--- BEGIN ---

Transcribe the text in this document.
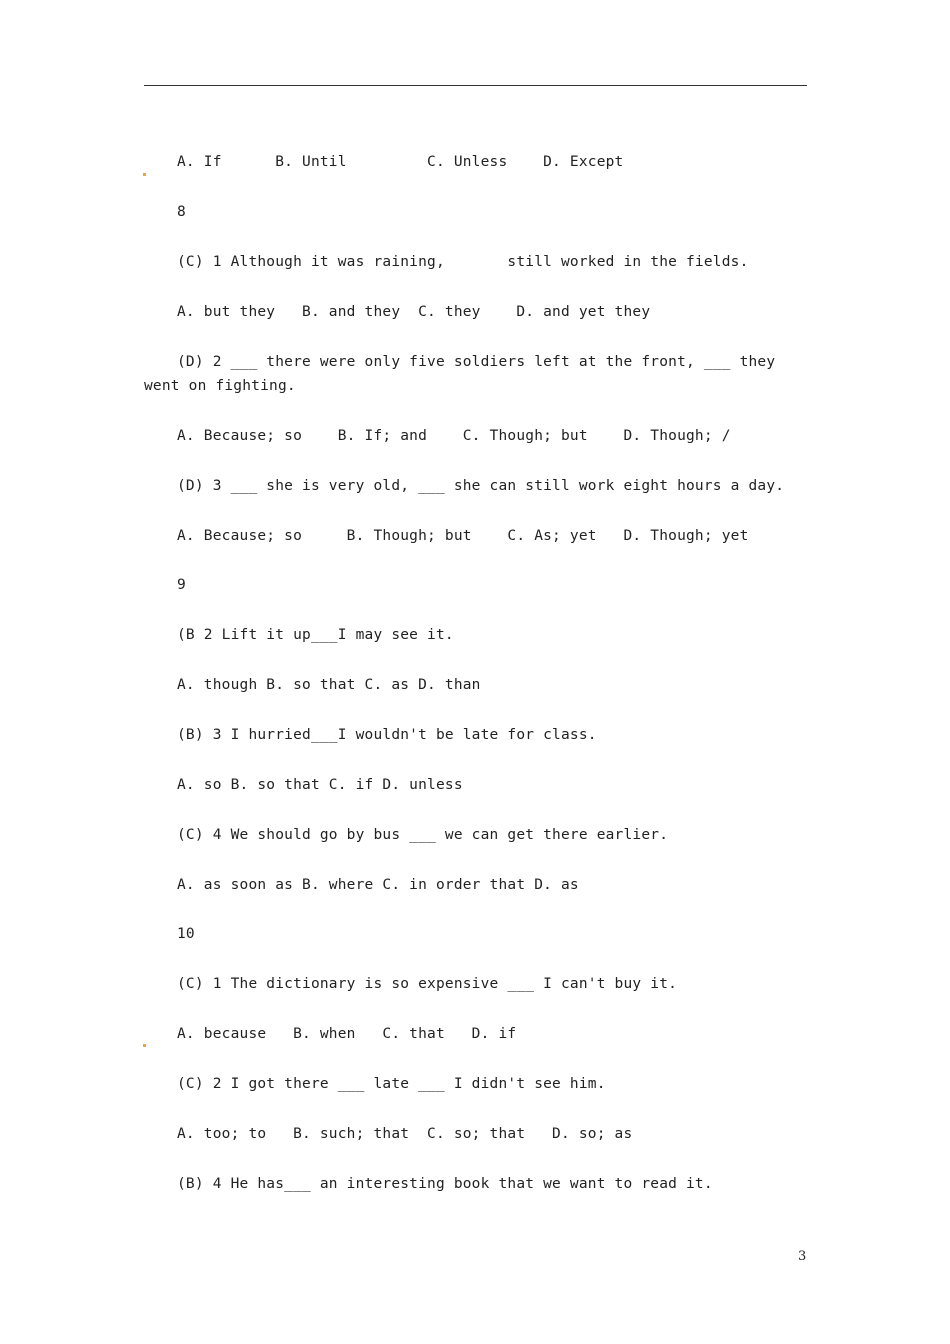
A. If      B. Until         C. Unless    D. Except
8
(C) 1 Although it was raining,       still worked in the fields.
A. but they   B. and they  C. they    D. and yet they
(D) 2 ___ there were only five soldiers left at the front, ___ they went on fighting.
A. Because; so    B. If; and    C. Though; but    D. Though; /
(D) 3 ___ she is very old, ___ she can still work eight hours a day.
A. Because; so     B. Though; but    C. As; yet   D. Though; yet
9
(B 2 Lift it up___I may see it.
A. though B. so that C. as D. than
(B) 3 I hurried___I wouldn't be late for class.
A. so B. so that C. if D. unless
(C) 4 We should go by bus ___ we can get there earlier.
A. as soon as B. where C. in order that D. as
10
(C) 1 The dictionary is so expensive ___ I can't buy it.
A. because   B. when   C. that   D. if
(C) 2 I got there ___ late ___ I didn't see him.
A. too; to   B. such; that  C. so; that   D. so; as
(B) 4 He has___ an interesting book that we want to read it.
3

--- END ---

THE PROBLEM
Search the data for the word "still" and copy each line where it appears.

FULL ANSWER
(C) 1 Although it was raining,       still worked in the fields.
(D) 3 ___ she is very old, ___ she can still work eight hours a day.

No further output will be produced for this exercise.